* Begin Data for processing *

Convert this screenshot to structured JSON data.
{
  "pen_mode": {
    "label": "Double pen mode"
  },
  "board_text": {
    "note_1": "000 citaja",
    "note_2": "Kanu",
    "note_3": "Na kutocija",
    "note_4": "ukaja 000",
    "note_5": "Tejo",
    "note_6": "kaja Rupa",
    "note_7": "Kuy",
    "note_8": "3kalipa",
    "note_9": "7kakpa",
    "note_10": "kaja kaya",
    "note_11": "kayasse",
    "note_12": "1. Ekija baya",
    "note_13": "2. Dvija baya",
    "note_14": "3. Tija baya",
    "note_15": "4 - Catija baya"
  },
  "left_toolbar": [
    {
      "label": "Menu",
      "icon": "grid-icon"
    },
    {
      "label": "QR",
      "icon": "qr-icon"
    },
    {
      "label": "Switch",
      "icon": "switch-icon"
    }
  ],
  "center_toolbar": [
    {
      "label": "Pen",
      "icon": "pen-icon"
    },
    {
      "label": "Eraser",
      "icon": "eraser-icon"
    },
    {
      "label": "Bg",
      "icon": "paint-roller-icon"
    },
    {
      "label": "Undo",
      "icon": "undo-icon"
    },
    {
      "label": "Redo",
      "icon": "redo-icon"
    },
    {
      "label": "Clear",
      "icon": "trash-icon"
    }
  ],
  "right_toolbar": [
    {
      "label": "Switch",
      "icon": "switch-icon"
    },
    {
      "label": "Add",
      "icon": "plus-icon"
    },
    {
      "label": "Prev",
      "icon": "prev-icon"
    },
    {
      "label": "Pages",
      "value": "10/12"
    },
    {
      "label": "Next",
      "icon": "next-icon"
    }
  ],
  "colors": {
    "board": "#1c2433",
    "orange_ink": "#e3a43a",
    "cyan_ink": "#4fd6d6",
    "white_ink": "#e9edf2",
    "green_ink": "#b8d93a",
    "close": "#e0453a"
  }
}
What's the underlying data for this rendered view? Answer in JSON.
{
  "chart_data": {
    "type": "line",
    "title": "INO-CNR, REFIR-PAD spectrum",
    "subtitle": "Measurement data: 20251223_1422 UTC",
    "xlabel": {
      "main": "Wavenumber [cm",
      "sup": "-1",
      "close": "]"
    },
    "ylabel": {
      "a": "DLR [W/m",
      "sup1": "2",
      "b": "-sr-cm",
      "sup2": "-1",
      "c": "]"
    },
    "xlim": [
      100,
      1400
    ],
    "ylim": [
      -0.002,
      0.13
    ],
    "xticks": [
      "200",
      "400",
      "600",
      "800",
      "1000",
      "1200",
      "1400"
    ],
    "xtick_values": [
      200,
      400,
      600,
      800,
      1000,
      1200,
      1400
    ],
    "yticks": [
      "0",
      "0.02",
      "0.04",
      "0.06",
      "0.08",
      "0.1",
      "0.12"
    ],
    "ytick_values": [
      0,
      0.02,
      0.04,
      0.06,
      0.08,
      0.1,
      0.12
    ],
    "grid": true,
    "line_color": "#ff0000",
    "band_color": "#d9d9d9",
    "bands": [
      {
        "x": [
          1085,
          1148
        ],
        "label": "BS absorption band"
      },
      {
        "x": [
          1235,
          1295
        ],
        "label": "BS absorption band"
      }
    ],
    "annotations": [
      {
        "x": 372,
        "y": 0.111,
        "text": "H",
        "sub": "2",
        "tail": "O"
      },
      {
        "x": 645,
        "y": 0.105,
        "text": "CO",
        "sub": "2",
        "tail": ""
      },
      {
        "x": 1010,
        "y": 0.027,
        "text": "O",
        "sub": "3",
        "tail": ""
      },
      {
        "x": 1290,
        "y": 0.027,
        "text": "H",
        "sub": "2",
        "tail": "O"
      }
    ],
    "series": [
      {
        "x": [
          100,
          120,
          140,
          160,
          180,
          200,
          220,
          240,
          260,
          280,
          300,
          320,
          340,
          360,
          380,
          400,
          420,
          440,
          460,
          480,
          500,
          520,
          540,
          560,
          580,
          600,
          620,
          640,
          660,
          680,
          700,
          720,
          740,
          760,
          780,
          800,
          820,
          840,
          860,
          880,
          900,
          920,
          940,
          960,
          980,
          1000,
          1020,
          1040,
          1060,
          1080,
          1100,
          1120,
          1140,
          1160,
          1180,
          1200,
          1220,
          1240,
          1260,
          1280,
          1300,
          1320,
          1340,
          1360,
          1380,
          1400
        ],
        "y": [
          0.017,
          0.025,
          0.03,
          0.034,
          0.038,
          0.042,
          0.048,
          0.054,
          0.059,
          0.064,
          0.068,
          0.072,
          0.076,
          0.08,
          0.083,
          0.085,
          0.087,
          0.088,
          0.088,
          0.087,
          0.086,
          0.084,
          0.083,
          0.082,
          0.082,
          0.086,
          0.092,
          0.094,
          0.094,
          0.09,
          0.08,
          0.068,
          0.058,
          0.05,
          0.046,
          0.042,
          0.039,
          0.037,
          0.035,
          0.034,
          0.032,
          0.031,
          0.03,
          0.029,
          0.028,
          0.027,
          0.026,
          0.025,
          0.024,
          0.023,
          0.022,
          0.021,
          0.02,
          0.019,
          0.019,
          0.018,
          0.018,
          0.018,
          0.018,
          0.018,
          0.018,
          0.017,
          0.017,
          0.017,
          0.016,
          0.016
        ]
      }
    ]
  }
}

* End Data for processing *

**Exercise objective**. Each line of the material should be duplicated exactly, please.

**Result of the task**.
Convert this screenshot to structured JSON data.
{
  "pen_mode": {
    "label": "Double pen mode"
  },
  "board_text": {
    "note_1": "000 citaja",
    "note_2": "Kanu",
    "note_3": "Na kutocija",
    "note_4": "ukaja 000",
    "note_5": "Tejo",
    "note_6": "kaja Rupa",
    "note_7": "Kuy",
    "note_8": "3kalipa",
    "note_9": "7kakpa",
    "note_10": "kaja kaya",
    "note_11": "kayasse",
    "note_12": "1. Ekija baya",
    "note_13": "2. Dvija baya",
    "note_14": "3. Tija baya",
    "note_15": "4 - Catija baya"
  },
  "left_toolbar": [
    {
      "label": "Menu",
      "icon": "grid-icon"
    },
    {
      "label": "QR",
      "icon": "qr-icon"
    },
    {
      "label": "Switch",
      "icon": "switch-icon"
    }
  ],
  "center_toolbar": [
    {
      "label": "Pen",
      "icon": "pen-icon"
    },
    {
      "label": "Eraser",
      "icon": "eraser-icon"
    },
    {
      "label": "Bg",
      "icon": "paint-roller-icon"
    },
    {
      "label": "Undo",
      "icon": "undo-icon"
    },
    {
      "label": "Redo",
      "icon": "redo-icon"
    },
    {
      "label": "Clear",
      "icon": "trash-icon"
    }
  ],
  "right_toolbar": [
    {
      "label": "Switch",
      "icon": "switch-icon"
    },
    {
      "label": "Add",
      "icon": "plus-icon"
    },
    {
      "label": "Prev",
      "icon": "prev-icon"
    },
    {
      "label": "Pages",
      "value": "10/12"
    },
    {
      "label": "Next",
      "icon": "next-icon"
    }
  ],
  "colors": {
    "board": "#1c2433",
    "orange_ink": "#e3a43a",
    "cyan_ink": "#4fd6d6",
    "white_ink": "#e9edf2",
    "green_ink": "#b8d93a",
    "close": "#e0453a"
  }
}
What's the underlying data for this rendered view? Answer in JSON.
{
  "chart_data": {
    "type": "line",
    "title": "INO-CNR, REFIR-PAD spectrum",
    "subtitle": "Measurement data: 20251223_1422 UTC",
    "xlabel": {
      "main": "Wavenumber [cm",
      "sup": "-1",
      "close": "]"
    },
    "ylabel": {
      "a": "DLR [W/m",
      "sup1": "2",
      "b": "-sr-cm",
      "sup2": "-1",
      "c": "]"
    },
    "xlim": [
      100,
      1400
    ],
    "ylim": [
      -0.002,
      0.13
    ],
    "xticks": [
      "200",
      "400",
      "600",
      "800",
      "1000",
      "1200",
      "1400"
    ],
    "xtick_values": [
      200,
      400,
      600,
      800,
      1000,
      1200,
      1400
    ],
    "yticks": [
      "0",
      "0.02",
      "0.04",
      "0.06",
      "0.08",
      "0.1",
      "0.12"
    ],
    "ytick_values": [
      0,
      0.02,
      0.04,
      0.06,
      0.08,
      0.1,
      0.12
    ],
    "grid": true,
    "line_color": "#ff0000",
    "band_color": "#d9d9d9",
    "bands": [
      {
        "x": [
          1085,
          1148
        ],
        "label": "BS absorption band"
      },
      {
        "x": [
          1235,
          1295
        ],
        "label": "BS absorption band"
      }
    ],
    "annotations": [
      {
        "x": 372,
        "y": 0.111,
        "text": "H",
        "sub": "2",
        "tail": "O"
      },
      {
        "x": 645,
        "y": 0.105,
        "text": "CO",
        "sub": "2",
        "tail": ""
      },
      {
        "x": 1010,
        "y": 0.027,
        "text": "O",
        "sub": "3",
        "tail": ""
      },
      {
        "x": 1290,
        "y": 0.027,
        "text": "H",
        "sub": "2",
        "tail": "O"
      }
    ],
    "series": [
      {
        "x": [
          100,
          120,
          140,
          160,
          180,
          200,
          220,
          240,
          260,
          280,
          300,
          320,
          340,
          360,
          380,
          400,
          420,
          440,
          460,
          480,
          500,
          520,
          540,
          560,
          580,
          600,
          620,
          640,
          660,
          680,
          700,
          720,
          740,
          760,
          780,
          800,
          820,
          840,
          860,
          880,
          900,
          920,
          940,
          960,
          980,
          1000,
          1020,
          1040,
          1060,
          1080,
          1100,
          1120,
          1140,
          1160,
          1180,
          1200,
          1220,
          1240,
          1260,
          1280,
          1300,
          1320,
          1340,
          1360,
          1380,
          1400
        ],
        "y": [
          0.017,
          0.025,
          0.03,
          0.034,
          0.038,
          0.042,
          0.048,
          0.054,
          0.059,
          0.064,
          0.068,
          0.072,
          0.076,
          0.08,
          0.083,
          0.085,
          0.087,
          0.088,
          0.088,
          0.087,
          0.086,
          0.084,
          0.083,
          0.082,
          0.082,
          0.086,
          0.092,
          0.094,
          0.094,
          0.09,
          0.08,
          0.068,
          0.058,
          0.05,
          0.046,
          0.042,
          0.039,
          0.037,
          0.035,
          0.034,
          0.032,
          0.031,
          0.03,
          0.029,
          0.028,
          0.027,
          0.026,
          0.025,
          0.024,
          0.023,
          0.022,
          0.021,
          0.02,
          0.019,
          0.019,
          0.018,
          0.018,
          0.018,
          0.018,
          0.018,
          0.018,
          0.017,
          0.017,
          0.017,
          0.016,
          0.016
        ]
      }
    ]
  }
}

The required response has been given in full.